■ **任务要求**:
1. 根据关于B-raf基因突变检测试剂盒的节选回答：
(a) 弱阳性对照液含有多少比例的B-raf V600E突变阳性质粒？
(b) 配制PCR缓冲液所用Tris-HCl缓冲液的pH值是多少？
(c) 空白对照液是什么？
2. 列出B-raf基因突变检测试剂盒节选中2mM的dNTPs所含的全部核苷酸，并注明各自浓度。
3. 从最后一句之后续写这段关于B-raf基因突变检测试剂盒的节选。

■ **文本节选**:
-- -- --

上述技术方案的一种优选是:上述用于检测B-raf基因突变的试剂盒还包括弱阳性对照液和空白对照液,所述弱阳性对照液是浓度为10ng/μl的野生型基因组DNA水溶液,且弱阳性对照液含有10%的B-raf V600E突变阳性质粒;所述空白对照液为双蒸水。
上述技术方案的一种优选是:上述用于检测B-raf基因突变的试剂盒还包括PCR反应液,所述PCR反应液包括PCR缓冲液、2mM的dNTPs和5U/μl的Taq DNA聚合酶;
所述PCR缓冲液包括100mM的Tris-HCl、500mM的KCl和15mM的MgCl2,用于配置PCR缓冲液的Tris-HCl缓冲液的pH值为8.3;
所述2mM的dNTPs分别包括2mM的dATP、2mM的dGTP、2mM的dCTP和2mM的dTTP。
上述用于检测B-raf基因突变的试剂盒,可以用于肿瘤相关靶向药物的选择、甲状腺癌分子诊断、辅助临床诊断和治疗。

-- -- --

边界框预测数据:

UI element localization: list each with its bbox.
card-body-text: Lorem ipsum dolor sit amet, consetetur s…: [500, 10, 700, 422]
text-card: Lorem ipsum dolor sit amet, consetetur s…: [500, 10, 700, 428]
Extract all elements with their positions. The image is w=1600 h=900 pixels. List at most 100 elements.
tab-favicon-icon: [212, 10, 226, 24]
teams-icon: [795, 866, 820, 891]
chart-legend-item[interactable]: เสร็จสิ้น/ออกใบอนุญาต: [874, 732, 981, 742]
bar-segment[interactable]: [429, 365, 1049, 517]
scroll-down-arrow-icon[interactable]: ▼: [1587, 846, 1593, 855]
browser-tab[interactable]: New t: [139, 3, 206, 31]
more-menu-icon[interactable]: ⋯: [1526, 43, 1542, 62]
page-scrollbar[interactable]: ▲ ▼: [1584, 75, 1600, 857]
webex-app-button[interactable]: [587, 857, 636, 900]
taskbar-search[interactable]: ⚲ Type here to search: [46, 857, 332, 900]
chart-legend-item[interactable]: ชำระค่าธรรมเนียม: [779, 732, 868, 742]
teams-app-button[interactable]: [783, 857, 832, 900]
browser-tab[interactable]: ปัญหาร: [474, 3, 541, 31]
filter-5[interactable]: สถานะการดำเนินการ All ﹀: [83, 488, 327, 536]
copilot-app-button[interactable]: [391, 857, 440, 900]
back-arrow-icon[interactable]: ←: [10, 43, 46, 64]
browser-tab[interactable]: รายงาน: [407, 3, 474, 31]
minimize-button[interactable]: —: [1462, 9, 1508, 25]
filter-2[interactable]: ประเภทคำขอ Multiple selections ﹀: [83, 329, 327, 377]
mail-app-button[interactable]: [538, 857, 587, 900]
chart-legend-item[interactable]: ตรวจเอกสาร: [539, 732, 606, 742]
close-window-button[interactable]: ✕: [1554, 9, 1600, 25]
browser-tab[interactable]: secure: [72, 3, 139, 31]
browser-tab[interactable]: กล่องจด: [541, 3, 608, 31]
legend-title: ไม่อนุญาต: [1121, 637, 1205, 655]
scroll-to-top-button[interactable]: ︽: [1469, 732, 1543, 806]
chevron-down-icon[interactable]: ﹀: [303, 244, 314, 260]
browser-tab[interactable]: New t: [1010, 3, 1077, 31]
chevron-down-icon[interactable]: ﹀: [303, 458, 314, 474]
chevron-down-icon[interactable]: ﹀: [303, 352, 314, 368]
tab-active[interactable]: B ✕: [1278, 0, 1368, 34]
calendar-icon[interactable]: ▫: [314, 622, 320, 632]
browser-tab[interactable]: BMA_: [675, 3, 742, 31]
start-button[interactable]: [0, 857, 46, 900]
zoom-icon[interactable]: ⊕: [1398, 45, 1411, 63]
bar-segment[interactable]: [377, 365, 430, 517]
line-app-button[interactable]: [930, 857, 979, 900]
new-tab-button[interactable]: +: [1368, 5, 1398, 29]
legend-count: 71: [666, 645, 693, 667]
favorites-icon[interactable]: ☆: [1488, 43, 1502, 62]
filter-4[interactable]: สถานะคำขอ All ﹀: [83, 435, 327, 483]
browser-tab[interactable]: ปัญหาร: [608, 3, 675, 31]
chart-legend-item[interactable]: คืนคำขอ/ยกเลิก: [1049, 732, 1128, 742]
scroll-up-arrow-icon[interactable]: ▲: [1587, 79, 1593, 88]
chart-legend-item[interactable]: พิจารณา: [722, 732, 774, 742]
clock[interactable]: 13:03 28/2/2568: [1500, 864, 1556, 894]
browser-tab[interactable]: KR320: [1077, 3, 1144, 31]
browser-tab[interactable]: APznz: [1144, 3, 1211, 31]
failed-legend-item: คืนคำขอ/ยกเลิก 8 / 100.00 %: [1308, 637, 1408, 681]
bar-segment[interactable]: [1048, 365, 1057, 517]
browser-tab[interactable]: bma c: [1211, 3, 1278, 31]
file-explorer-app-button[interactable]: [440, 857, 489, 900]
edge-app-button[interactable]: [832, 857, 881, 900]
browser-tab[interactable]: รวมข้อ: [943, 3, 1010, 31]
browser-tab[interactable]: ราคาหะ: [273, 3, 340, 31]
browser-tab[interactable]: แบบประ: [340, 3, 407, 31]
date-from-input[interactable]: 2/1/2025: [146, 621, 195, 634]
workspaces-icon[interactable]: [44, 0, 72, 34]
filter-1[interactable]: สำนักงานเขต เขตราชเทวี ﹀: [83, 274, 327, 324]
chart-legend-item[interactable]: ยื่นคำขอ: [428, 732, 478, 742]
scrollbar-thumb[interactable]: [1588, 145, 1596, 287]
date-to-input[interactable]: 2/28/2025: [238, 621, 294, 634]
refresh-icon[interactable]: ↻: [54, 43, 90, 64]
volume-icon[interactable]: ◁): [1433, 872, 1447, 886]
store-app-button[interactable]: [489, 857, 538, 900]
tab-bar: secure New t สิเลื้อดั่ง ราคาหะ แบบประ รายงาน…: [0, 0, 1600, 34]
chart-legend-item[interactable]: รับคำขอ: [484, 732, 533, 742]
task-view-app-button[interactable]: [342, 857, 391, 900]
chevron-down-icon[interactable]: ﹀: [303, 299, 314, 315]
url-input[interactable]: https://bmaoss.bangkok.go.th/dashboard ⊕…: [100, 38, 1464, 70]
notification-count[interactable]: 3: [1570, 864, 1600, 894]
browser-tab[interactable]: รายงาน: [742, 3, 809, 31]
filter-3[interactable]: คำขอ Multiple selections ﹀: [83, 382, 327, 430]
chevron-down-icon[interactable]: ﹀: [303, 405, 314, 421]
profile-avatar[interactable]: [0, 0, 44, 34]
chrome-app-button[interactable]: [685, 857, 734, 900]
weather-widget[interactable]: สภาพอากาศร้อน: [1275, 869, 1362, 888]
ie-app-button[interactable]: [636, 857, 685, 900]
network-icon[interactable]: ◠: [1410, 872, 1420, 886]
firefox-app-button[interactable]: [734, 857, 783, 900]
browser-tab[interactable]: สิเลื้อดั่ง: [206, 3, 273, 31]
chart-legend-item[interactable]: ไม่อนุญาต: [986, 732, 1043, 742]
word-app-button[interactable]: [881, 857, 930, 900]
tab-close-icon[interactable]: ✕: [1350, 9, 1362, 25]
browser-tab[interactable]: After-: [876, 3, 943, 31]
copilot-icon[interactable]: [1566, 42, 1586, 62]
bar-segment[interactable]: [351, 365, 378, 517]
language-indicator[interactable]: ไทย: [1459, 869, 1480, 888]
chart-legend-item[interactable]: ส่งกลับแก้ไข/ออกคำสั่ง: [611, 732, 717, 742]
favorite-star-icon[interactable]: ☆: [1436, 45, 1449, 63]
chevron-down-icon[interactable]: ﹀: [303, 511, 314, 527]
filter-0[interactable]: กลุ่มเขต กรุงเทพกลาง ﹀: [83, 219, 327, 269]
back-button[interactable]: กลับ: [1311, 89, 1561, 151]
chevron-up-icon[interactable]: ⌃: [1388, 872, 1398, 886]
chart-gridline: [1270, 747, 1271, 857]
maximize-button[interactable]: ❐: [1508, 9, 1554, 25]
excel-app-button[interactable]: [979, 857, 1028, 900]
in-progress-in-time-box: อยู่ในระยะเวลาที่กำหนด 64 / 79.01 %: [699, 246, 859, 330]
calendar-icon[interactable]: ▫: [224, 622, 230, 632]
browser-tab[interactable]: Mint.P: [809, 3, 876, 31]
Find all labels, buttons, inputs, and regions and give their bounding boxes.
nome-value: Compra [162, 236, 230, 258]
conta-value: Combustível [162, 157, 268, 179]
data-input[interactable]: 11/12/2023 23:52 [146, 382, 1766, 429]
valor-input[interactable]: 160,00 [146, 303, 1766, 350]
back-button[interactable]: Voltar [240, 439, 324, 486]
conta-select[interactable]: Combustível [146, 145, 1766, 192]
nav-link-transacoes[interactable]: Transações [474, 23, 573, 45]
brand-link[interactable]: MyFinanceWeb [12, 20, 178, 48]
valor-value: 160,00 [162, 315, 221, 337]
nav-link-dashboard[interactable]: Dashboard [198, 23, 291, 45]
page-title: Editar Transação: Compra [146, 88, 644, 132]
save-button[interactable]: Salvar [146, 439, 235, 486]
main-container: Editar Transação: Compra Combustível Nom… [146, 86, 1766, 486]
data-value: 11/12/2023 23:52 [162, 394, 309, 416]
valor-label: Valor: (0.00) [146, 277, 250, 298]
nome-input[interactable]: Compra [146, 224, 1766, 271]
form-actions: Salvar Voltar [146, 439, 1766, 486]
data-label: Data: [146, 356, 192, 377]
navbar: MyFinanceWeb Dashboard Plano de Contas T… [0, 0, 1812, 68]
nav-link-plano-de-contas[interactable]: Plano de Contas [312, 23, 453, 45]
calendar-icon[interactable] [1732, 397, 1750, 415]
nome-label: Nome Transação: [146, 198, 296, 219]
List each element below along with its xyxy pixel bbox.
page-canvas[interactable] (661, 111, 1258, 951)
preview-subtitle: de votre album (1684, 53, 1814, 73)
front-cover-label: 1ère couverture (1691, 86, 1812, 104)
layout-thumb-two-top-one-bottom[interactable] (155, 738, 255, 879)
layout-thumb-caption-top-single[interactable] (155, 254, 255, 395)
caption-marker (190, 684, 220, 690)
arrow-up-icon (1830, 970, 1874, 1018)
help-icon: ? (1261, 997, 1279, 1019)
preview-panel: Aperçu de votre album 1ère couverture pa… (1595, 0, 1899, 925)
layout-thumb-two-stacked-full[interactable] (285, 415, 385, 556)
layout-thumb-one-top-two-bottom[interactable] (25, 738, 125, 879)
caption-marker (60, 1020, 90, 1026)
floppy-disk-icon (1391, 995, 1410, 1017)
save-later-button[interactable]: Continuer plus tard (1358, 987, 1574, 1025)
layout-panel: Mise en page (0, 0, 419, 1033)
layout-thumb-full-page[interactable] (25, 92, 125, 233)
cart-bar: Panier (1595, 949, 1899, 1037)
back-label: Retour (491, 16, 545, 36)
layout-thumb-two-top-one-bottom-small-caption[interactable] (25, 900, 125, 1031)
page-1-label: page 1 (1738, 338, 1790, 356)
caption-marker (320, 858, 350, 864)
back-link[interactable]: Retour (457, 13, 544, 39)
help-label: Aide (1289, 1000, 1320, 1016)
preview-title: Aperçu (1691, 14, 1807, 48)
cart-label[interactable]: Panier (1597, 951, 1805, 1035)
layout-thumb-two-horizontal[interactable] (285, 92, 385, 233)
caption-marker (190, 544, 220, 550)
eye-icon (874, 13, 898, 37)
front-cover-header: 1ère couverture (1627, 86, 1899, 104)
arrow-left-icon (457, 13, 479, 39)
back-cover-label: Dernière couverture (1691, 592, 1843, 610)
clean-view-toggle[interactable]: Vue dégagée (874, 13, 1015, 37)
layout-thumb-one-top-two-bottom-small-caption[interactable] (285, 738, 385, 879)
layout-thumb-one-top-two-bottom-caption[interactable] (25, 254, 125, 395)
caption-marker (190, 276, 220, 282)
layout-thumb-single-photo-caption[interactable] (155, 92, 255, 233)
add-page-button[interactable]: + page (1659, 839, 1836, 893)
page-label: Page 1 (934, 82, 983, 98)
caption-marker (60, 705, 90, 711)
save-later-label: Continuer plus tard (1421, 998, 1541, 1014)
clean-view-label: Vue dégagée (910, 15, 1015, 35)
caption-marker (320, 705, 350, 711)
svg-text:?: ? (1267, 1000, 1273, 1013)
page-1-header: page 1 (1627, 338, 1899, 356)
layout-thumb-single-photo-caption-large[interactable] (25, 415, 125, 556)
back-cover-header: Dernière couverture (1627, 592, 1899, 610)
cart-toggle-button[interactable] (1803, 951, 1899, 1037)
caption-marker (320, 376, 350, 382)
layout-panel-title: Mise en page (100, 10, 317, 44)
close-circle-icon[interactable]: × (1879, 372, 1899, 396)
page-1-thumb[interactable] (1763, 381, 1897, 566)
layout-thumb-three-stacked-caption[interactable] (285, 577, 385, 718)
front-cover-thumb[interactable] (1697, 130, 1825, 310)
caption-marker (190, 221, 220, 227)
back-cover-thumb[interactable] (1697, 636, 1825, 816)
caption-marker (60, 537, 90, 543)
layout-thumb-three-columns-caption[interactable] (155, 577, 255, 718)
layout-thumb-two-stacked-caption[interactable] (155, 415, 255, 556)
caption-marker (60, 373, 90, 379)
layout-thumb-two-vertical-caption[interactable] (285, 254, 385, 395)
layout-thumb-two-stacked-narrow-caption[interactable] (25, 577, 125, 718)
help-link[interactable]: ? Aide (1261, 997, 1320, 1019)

-- -- --

■ **参考答案**:
1.
(a) 10%
(b) 8.3
(c) 双蒸水

2. 2mM的dATP、2mM的dGTP、2mM的dCTP、2mM的dTTP

3.
本发明具有积极的效果:
(1)本发明的用于检测B-raf基因突变的试剂盒采用ARMS-TaqMAN PCR和等位基因竞争抑制性荧光PCR技术,首次将内标系统引入人类B-raf基因突变检测试剂盒。内标系统包括内标引物对、内标特异探针和内标模板,内标模板来自非人源合成DNA.每个反应管中加入内标系统,正常情况下,无论样本为阳性或阴性样本,内标系统的扩增都应该是正常的;经反复实验所确认的内标系统不影响质控PCR反应体系或检测PCR反应体系。内标系统引入B-raf基因突变检测试剂盒是为保证检测结果的准确性,此步设计的优势在于:1)监测每个PCR管内是否存在抑制导致的假阴性情况;2)判断是否存在扩增孔间差;或3)每个PCR管内是否存在人为加样错误导致的假阴性结果。
(2)本发明的用于检测B-raf基因突变的试剂盒在人类B-raf基因突变检测试剂盒的开发中,首次使每个样本的检测在两个PCR管内平行进行两组实验:1)质控PCR反应以及内标系统;2)检测PCR反应以及内标系统。这样设计的优势在于:既可以检测模板质量,又可以监测假阴性及批间情况;平行进行,可避免重复实验。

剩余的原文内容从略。